>> start

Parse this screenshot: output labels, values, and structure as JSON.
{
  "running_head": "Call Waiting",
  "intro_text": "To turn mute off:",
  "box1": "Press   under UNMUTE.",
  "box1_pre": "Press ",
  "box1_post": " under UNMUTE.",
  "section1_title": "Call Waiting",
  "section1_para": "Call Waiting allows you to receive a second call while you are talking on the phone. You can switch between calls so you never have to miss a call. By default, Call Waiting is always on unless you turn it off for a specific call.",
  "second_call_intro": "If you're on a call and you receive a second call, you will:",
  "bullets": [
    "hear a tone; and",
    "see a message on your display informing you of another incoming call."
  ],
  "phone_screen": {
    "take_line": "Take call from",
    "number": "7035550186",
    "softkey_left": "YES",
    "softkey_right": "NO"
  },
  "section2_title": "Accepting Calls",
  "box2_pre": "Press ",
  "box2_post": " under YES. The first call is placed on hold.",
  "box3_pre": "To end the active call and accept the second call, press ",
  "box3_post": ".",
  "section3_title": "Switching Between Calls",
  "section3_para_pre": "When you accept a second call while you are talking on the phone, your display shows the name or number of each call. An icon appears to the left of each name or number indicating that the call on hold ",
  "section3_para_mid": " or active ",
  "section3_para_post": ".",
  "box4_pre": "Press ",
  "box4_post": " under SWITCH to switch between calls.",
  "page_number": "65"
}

>> end
>> start

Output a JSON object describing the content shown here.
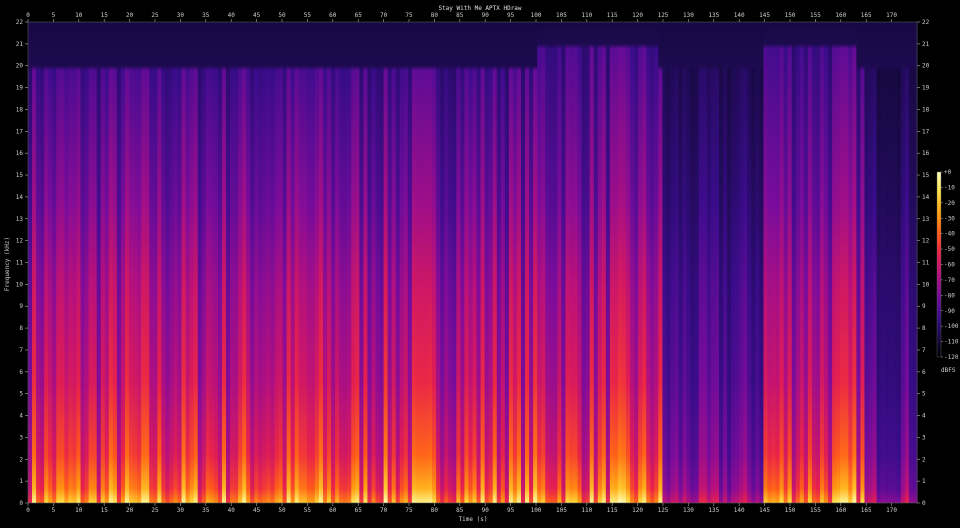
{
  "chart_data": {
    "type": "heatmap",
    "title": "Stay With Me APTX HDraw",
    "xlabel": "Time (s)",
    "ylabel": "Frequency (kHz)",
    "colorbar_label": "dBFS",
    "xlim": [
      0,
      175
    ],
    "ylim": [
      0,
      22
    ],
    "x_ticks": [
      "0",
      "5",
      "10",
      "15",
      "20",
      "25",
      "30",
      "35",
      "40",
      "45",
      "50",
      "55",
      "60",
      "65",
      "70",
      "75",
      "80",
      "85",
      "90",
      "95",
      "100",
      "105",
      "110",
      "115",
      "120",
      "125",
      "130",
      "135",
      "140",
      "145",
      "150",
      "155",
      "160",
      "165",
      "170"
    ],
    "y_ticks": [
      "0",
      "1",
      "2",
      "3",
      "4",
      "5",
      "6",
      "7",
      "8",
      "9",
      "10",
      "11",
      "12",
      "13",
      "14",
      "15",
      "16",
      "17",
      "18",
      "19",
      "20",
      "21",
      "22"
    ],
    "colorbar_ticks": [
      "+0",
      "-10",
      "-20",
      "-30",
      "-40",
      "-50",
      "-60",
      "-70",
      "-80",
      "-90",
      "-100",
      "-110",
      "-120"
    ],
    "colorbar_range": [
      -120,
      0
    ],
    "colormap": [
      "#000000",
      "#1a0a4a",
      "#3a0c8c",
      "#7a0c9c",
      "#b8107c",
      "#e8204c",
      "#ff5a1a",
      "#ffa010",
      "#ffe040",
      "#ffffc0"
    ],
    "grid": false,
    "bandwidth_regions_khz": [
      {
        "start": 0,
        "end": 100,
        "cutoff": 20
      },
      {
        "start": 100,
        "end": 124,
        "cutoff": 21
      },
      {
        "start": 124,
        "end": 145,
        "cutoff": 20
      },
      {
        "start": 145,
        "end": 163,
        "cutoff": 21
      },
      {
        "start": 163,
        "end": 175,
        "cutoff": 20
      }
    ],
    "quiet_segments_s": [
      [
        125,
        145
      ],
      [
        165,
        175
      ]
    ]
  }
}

>> end

■ Work instructions
Locate the word "hold" in the data above. Copy every line carrying it.

■ Final result
  "box2_post": " under YES. The first call is placed on hold.",
  "section3_para_pre": "When you accept a second call while you are talking on the phone, your display shows the name or number of each call. An icon appears to the left of each name or number indicating that the call on hold ",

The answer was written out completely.